__Task to complete__
Return all of the entries exactly, with nothing added or left out.

__Supplied entries__

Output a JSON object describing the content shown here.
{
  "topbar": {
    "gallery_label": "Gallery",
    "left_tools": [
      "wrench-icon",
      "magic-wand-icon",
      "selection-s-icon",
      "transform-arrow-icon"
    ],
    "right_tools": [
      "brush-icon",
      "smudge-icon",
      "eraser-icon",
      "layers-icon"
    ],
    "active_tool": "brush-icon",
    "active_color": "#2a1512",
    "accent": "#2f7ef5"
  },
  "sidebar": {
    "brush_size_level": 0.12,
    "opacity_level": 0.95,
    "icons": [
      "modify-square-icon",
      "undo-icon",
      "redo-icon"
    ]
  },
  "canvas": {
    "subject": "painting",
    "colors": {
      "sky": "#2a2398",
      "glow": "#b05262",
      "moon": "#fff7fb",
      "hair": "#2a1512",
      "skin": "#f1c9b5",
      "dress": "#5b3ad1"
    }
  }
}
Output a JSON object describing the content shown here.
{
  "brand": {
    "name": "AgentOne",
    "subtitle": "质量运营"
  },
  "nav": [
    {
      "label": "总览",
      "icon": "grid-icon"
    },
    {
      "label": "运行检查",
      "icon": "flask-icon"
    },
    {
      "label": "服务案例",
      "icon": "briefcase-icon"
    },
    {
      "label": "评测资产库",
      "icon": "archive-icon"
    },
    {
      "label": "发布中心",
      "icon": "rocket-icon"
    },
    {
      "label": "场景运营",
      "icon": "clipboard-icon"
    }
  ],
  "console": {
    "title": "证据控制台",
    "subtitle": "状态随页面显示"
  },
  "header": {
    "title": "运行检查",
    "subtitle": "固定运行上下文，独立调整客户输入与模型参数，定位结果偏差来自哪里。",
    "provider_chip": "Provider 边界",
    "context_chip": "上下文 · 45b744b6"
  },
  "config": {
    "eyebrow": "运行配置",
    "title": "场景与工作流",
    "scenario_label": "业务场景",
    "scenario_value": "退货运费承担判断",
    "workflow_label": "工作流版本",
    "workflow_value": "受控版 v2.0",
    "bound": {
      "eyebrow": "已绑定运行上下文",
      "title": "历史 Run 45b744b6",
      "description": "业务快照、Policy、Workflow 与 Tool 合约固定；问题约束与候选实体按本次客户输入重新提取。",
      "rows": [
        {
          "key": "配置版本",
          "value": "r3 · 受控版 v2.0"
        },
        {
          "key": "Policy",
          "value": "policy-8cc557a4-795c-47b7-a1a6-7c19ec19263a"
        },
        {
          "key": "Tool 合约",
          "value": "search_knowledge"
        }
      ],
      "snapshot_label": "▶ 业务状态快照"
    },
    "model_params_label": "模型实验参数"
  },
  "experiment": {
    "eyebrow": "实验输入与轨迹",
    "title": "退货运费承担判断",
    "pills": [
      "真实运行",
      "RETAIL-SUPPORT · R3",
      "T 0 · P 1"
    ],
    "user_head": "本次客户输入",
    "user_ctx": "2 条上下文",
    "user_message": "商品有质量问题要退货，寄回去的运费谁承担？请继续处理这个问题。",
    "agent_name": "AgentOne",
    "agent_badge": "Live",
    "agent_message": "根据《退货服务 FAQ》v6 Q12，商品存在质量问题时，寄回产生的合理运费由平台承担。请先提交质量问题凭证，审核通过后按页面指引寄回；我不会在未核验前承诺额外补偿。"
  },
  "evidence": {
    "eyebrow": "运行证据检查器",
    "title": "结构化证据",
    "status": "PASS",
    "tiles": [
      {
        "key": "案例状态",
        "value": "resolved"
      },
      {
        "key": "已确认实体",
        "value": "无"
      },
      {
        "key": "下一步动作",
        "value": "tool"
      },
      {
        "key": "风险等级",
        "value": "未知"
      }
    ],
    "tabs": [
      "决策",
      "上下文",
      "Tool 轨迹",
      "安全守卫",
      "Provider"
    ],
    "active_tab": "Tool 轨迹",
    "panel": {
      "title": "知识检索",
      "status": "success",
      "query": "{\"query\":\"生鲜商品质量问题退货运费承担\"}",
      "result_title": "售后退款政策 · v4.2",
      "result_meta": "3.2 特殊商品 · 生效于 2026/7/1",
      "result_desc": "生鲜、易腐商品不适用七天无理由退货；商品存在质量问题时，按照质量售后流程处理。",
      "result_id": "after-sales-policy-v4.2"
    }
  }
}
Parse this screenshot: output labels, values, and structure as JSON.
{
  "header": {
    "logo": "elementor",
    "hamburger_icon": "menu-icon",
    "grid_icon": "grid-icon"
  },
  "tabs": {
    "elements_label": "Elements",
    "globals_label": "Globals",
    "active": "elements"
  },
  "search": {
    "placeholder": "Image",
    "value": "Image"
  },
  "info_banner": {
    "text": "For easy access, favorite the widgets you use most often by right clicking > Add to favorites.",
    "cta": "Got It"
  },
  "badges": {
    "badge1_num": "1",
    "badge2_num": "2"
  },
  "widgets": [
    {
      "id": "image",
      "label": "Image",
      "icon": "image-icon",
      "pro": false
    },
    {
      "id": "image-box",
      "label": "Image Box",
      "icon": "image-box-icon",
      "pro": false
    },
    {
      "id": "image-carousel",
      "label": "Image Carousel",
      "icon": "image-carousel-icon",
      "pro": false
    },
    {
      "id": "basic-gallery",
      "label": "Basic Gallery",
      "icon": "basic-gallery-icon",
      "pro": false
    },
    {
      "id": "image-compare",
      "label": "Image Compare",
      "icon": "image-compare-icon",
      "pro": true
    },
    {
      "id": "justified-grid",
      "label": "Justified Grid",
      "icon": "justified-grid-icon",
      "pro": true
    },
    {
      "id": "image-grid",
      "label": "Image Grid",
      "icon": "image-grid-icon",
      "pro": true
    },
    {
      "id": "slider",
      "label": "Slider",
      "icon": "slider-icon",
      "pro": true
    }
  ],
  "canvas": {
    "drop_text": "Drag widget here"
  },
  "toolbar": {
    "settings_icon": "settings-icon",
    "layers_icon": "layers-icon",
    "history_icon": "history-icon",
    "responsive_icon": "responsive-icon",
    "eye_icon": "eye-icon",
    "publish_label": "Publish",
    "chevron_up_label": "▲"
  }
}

__Written response__
Output a JSON object describing the content shown here.
{
  "topbar": {
    "gallery_label": "Gallery",
    "left_tools": [
      "wrench-icon",
      "magic-wand-icon",
      "selection-s-icon",
      "transform-arrow-icon"
    ],
    "right_tools": [
      "brush-icon",
      "smudge-icon",
      "eraser-icon",
      "layers-icon"
    ],
    "active_tool": "brush-icon",
    "active_color": "#2a1512",
    "accent": "#2f7ef5"
  },
  "sidebar": {
    "brush_size_level": 0.12,
    "opacity_level": 0.95,
    "icons": [
      "modify-square-icon",
      "undo-icon",
      "redo-icon"
    ]
  },
  "canvas": {
    "subject": "painting",
    "colors": {
      "sky": "#2a2398",
      "glow": "#b05262",
      "moon": "#fff7fb",
      "hair": "#2a1512",
      "skin": "#f1c9b5",
      "dress": "#5b3ad1"
    }
  }
}
Output a JSON object describing the content shown here.
{
  "brand": {
    "name": "AgentOne",
    "subtitle": "质量运营"
  },
  "nav": [
    {
      "label": "总览",
      "icon": "grid-icon"
    },
    {
      "label": "运行检查",
      "icon": "flask-icon"
    },
    {
      "label": "服务案例",
      "icon": "briefcase-icon"
    },
    {
      "label": "评测资产库",
      "icon": "archive-icon"
    },
    {
      "label": "发布中心",
      "icon": "rocket-icon"
    },
    {
      "label": "场景运营",
      "icon": "clipboard-icon"
    }
  ],
  "console": {
    "title": "证据控制台",
    "subtitle": "状态随页面显示"
  },
  "header": {
    "title": "运行检查",
    "subtitle": "固定运行上下文，独立调整客户输入与模型参数，定位结果偏差来自哪里。",
    "provider_chip": "Provider 边界",
    "context_chip": "上下文 · 45b744b6"
  },
  "config": {
    "eyebrow": "运行配置",
    "title": "场景与工作流",
    "scenario_label": "业务场景",
    "scenario_value": "退货运费承担判断",
    "workflow_label": "工作流版本",
    "workflow_value": "受控版 v2.0",
    "bound": {
      "eyebrow": "已绑定运行上下文",
      "title": "历史 Run 45b744b6",
      "description": "业务快照、Policy、Workflow 与 Tool 合约固定；问题约束与候选实体按本次客户输入重新提取。",
      "rows": [
        {
          "key": "配置版本",
          "value": "r3 · 受控版 v2.0"
        },
        {
          "key": "Policy",
          "value": "policy-8cc557a4-795c-47b7-a1a6-7c19ec19263a"
        },
        {
          "key": "Tool 合约",
          "value": "search_knowledge"
        }
      ],
      "snapshot_label": "▶ 业务状态快照"
    },
    "model_params_label": "模型实验参数"
  },
  "experiment": {
    "eyebrow": "实验输入与轨迹",
    "title": "退货运费承担判断",
    "pills": [
      "真实运行",
      "RETAIL-SUPPORT · R3",
      "T 0 · P 1"
    ],
    "user_head": "本次客户输入",
    "user_ctx": "2 条上下文",
    "user_message": "商品有质量问题要退货，寄回去的运费谁承担？请继续处理这个问题。",
    "agent_name": "AgentOne",
    "agent_badge": "Live",
    "agent_message": "根据《退货服务 FAQ》v6 Q12，商品存在质量问题时，寄回产生的合理运费由平台承担。请先提交质量问题凭证，审核通过后按页面指引寄回；我不会在未核验前承诺额外补偿。"
  },
  "evidence": {
    "eyebrow": "运行证据检查器",
    "title": "结构化证据",
    "status": "PASS",
    "tiles": [
      {
        "key": "案例状态",
        "value": "resolved"
      },
      {
        "key": "已确认实体",
        "value": "无"
      },
      {
        "key": "下一步动作",
        "value": "tool"
      },
      {
        "key": "风险等级",
        "value": "未知"
      }
    ],
    "tabs": [
      "决策",
      "上下文",
      "Tool 轨迹",
      "安全守卫",
      "Provider"
    ],
    "active_tab": "Tool 轨迹",
    "panel": {
      "title": "知识检索",
      "status": "success",
      "query": "{\"query\":\"生鲜商品质量问题退货运费承担\"}",
      "result_title": "售后退款政策 · v4.2",
      "result_meta": "3.2 特殊商品 · 生效于 2026/7/1",
      "result_desc": "生鲜、易腐商品不适用七天无理由退货；商品存在质量问题时，按照质量售后流程处理。",
      "result_id": "after-sales-policy-v4.2"
    }
  }
}
Parse this screenshot: output labels, values, and structure as JSON.
{
  "header": {
    "logo": "elementor",
    "hamburger_icon": "menu-icon",
    "grid_icon": "grid-icon"
  },
  "tabs": {
    "elements_label": "Elements",
    "globals_label": "Globals",
    "active": "elements"
  },
  "search": {
    "placeholder": "Image",
    "value": "Image"
  },
  "info_banner": {
    "text": "For easy access, favorite the widgets you use most often by right clicking > Add to favorites.",
    "cta": "Got It"
  },
  "badges": {
    "badge1_num": "1",
    "badge2_num": "2"
  },
  "widgets": [
    {
      "id": "image",
      "label": "Image",
      "icon": "image-icon",
      "pro": false
    },
    {
      "id": "image-box",
      "label": "Image Box",
      "icon": "image-box-icon",
      "pro": false
    },
    {
      "id": "image-carousel",
      "label": "Image Carousel",
      "icon": "image-carousel-icon",
      "pro": false
    },
    {
      "id": "basic-gallery",
      "label": "Basic Gallery",
      "icon": "basic-gallery-icon",
      "pro": false
    },
    {
      "id": "image-compare",
      "label": "Image Compare",
      "icon": "image-compare-icon",
      "pro": true
    },
    {
      "id": "justified-grid",
      "label": "Justified Grid",
      "icon": "justified-grid-icon",
      "pro": true
    },
    {
      "id": "image-grid",
      "label": "Image Grid",
      "icon": "image-grid-icon",
      "pro": true
    },
    {
      "id": "slider",
      "label": "Slider",
      "icon": "slider-icon",
      "pro": true
    }
  ],
  "canvas": {
    "drop_text": "Drag widget here"
  },
  "toolbar": {
    "settings_icon": "settings-icon",
    "layers_icon": "layers-icon",
    "history_icon": "history-icon",
    "responsive_icon": "responsive-icon",
    "eye_icon": "eye-icon",
    "publish_label": "Publish",
    "chevron_up_label": "▲"
  }
}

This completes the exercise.